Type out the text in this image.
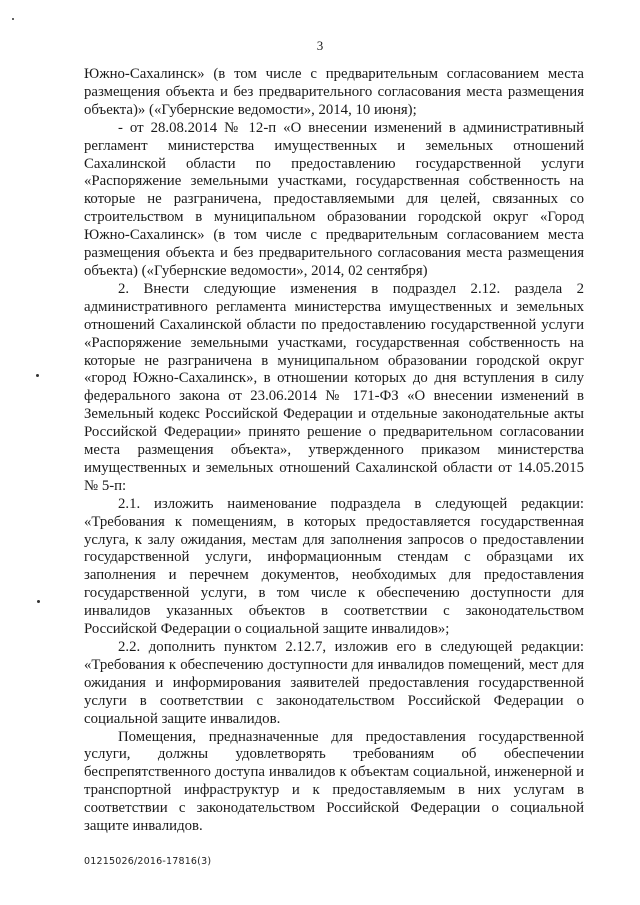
3

Южно-Сахалинск» (в том числе с предварительным согласованием места размещения объекта и без предварительного согласования места размещения объекта)» («Губернские ведомости», 2014, 10 июня);

- от 28.08.2014 № 12-п «О внесении изменений в административный регламент министерства имущественных и земельных отношений Сахалинской области по предоставлению государственной услуги «Распоряжение земельными участками, государственная собственность на которые не разграничена, предоставляемыми для целей, связанных со строительством в муниципальном образовании городской округ «Город Южно-Сахалинск» (в том числе с предварительным согласованием места размещения объекта и без предварительного согласования места размещения объекта) («Губернские ведомости», 2014, 02 сентября)

2. Внести следующие изменения в подраздел 2.12. раздела 2 административного регламента министерства имущественных и земельных отношений Сахалинской области по предоставлению государственной услуги «Распоряжение земельными участками, государственная собственность на которые не разграничена в муниципальном образовании городской округ «город Южно-Сахалинск», в отношении которых до дня вступления в силу федерального закона от 23.06.2014 № 171-ФЗ «О внесении изменений в Земельный кодекс Российской Федерации и отдельные законодательные акты Российской Федерации» принято решение о предварительном согласовании места размещения объекта», утвержденного приказом министерства имущественных и земельных отношений Сахалинской области от 14.05.2015 № 5-п:

2.1. изложить наименование подраздела в следующей редакции: «Требования к помещениям, в которых предоставляется государственная услуга, к залу ожидания, местам для заполнения запросов о предоставлении государственной услуги, информационным стендам с образцами их заполнения и перечнем документов, необходимых для предоставления государственной услуги, в том числе к обеспечению доступности для инвалидов указанных объектов в соответствии с законодательством Российской Федерации о социальной защите инвалидов»;

2.2. дополнить пунктом 2.12.7, изложив его в следующей редакции: «Требования к обеспечению доступности для инвалидов помещений, мест для ожидания и информирования заявителей предоставления государственной услуги в соответствии с законодательством Российской Федерации о социальной защите инвалидов.

Помещения, предназначенные для предоставления государственной услуги, должны удовлетворять требованиям об обеспечении беспрепятственного доступа инвалидов к объектам социальной, инженерной и транспортной инфраструктур и к предоставляемым в них услугам в соответствии с законодательством Российской Федерации о социальной защите инвалидов.

01215026/2016-17816(3)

--------------------------------------------------

Required work -> Each line holding "области" must be found and copied.

Solved problem ->
- от 28.08.2014 № 12-п «О внесении изменений в административный регламент министерства имущественных и земельных отношений Сахалинской области по предоставлению государственной услуги «Распоряжение земельными участками, государственная собственность на которые не разграничена, предоставляемыми для целей, связанных со строительством в муниципальном образовании городской округ «Город Южно-Сахалинск» (в том числе с предварительным согласованием места размещения объекта и без предварительного согласования места размещения объекта) («Губернские ведомости», 2014, 02 сентября)
2. Внести следующие изменения в подраздел 2.12. раздела 2 административного регламента министерства имущественных и земельных отношений Сахалинской области по предоставлению государственной услуги «Распоряжение земельными участками, государственная собственность на которые не разграничена в муниципальном образовании городской округ «город Южно-Сахалинск», в отношении которых до дня вступления в силу федерального закона от 23.06.2014 № 171-ФЗ «О внесении изменений в Земельный кодекс Российской Федерации и отдельные законодательные акты Российской Федерации» принято решение о предварительном согласовании места размещения объекта», утвержденного приказом министерства имущественных и земельных отношений Сахалинской области от 14.05.2015 № 5-п:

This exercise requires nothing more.